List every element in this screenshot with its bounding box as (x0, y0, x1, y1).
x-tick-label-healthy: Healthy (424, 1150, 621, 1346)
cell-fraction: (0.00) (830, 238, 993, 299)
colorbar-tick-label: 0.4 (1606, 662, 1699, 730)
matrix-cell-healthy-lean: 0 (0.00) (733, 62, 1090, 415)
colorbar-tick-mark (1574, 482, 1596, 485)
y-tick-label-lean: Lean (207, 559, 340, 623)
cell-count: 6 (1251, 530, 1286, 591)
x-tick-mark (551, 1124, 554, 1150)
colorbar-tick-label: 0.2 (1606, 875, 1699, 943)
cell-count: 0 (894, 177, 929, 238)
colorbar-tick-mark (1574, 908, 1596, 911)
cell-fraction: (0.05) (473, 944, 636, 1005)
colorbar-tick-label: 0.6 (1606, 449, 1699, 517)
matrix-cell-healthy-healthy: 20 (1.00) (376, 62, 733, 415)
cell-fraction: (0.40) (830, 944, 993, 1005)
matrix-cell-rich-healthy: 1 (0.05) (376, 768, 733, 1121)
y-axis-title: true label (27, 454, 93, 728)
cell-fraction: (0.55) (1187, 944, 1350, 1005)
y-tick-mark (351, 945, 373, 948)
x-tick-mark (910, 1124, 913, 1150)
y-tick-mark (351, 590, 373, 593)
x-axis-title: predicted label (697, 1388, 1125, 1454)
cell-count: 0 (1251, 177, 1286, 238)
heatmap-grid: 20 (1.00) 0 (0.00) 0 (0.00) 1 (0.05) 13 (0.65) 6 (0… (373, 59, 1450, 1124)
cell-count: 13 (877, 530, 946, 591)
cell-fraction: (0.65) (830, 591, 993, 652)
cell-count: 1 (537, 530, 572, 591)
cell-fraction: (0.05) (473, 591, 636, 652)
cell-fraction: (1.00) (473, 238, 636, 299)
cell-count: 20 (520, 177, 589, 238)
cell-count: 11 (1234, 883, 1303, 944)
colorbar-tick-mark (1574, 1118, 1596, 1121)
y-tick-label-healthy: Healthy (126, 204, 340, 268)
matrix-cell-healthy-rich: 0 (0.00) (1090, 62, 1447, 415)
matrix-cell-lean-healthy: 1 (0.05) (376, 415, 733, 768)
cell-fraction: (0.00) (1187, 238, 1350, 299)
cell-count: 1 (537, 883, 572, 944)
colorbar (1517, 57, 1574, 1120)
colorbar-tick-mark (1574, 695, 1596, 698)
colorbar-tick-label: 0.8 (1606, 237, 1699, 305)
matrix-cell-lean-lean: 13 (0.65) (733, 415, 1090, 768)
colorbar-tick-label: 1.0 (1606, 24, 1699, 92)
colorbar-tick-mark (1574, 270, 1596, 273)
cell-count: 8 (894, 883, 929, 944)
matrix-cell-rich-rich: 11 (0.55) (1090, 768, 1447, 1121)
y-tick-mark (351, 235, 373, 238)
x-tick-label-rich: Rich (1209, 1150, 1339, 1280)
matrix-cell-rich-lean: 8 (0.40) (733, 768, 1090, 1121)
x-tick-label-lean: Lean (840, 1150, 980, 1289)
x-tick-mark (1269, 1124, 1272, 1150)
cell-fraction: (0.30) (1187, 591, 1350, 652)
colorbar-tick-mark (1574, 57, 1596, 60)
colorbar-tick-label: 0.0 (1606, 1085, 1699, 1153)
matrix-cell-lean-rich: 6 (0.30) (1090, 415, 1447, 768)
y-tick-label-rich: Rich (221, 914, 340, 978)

## YOUR INSTRUCTIONS
Rename "predicted label" to "predicted class" throughout the entries above, and reproduce every line with nothing else changed.

## EXPECTED ANSWER
List every element in this screenshot with its bounding box as (x0, y0, x1, y1).
x-tick-label-healthy: Healthy (424, 1150, 621, 1346)
cell-fraction: (0.00) (830, 238, 993, 299)
colorbar-tick-label: 0.4 (1606, 662, 1699, 730)
matrix-cell-healthy-lean: 0 (0.00) (733, 62, 1090, 415)
colorbar-tick-mark (1574, 482, 1596, 485)
y-tick-label-lean: Lean (207, 559, 340, 623)
cell-count: 6 (1251, 530, 1286, 591)
x-tick-mark (551, 1124, 554, 1150)
colorbar-tick-label: 0.2 (1606, 875, 1699, 943)
cell-count: 0 (894, 177, 929, 238)
colorbar-tick-mark (1574, 908, 1596, 911)
cell-fraction: (0.05) (473, 944, 636, 1005)
colorbar-tick-label: 0.6 (1606, 449, 1699, 517)
matrix-cell-healthy-healthy: 20 (1.00) (376, 62, 733, 415)
cell-fraction: (0.40) (830, 944, 993, 1005)
matrix-cell-rich-healthy: 1 (0.05) (376, 768, 733, 1121)
y-axis-title: true label (27, 454, 93, 728)
cell-fraction: (0.55) (1187, 944, 1350, 1005)
y-tick-mark (351, 945, 373, 948)
x-tick-mark (910, 1124, 913, 1150)
y-tick-mark (351, 590, 373, 593)
x-axis-title: predicted class (697, 1388, 1125, 1454)
cell-count: 0 (1251, 177, 1286, 238)
heatmap-grid: 20 (1.00) 0 (0.00) 0 (0.00) 1 (0.05) 13 (0.65) 6 (0… (373, 59, 1450, 1124)
cell-count: 13 (877, 530, 946, 591)
cell-fraction: (0.65) (830, 591, 993, 652)
cell-count: 1 (537, 530, 572, 591)
cell-fraction: (0.05) (473, 591, 636, 652)
cell-fraction: (1.00) (473, 238, 636, 299)
cell-count: 20 (520, 177, 589, 238)
cell-count: 11 (1234, 883, 1303, 944)
colorbar-tick-mark (1574, 1118, 1596, 1121)
y-tick-label-healthy: Healthy (126, 204, 340, 268)
matrix-cell-healthy-rich: 0 (0.00) (1090, 62, 1447, 415)
matrix-cell-lean-healthy: 1 (0.05) (376, 415, 733, 768)
cell-fraction: (0.00) (1187, 238, 1350, 299)
cell-count: 1 (537, 883, 572, 944)
colorbar (1517, 57, 1574, 1120)
colorbar-tick-mark (1574, 695, 1596, 698)
colorbar-tick-label: 0.8 (1606, 237, 1699, 305)
matrix-cell-lean-lean: 13 (0.65) (733, 415, 1090, 768)
colorbar-tick-label: 1.0 (1606, 24, 1699, 92)
colorbar-tick-mark (1574, 270, 1596, 273)
cell-count: 8 (894, 883, 929, 944)
matrix-cell-rich-rich: 11 (0.55) (1090, 768, 1447, 1121)
y-tick-mark (351, 235, 373, 238)
x-tick-label-rich: Rich (1209, 1150, 1339, 1280)
matrix-cell-rich-lean: 8 (0.40) (733, 768, 1090, 1121)
x-tick-label-lean: Lean (840, 1150, 980, 1289)
x-tick-mark (1269, 1124, 1272, 1150)
cell-fraction: (0.30) (1187, 591, 1350, 652)
colorbar-tick-mark (1574, 57, 1596, 60)
colorbar-tick-label: 0.0 (1606, 1085, 1699, 1153)
matrix-cell-lean-rich: 6 (0.30) (1090, 415, 1447, 768)
y-tick-label-rich: Rich (221, 914, 340, 978)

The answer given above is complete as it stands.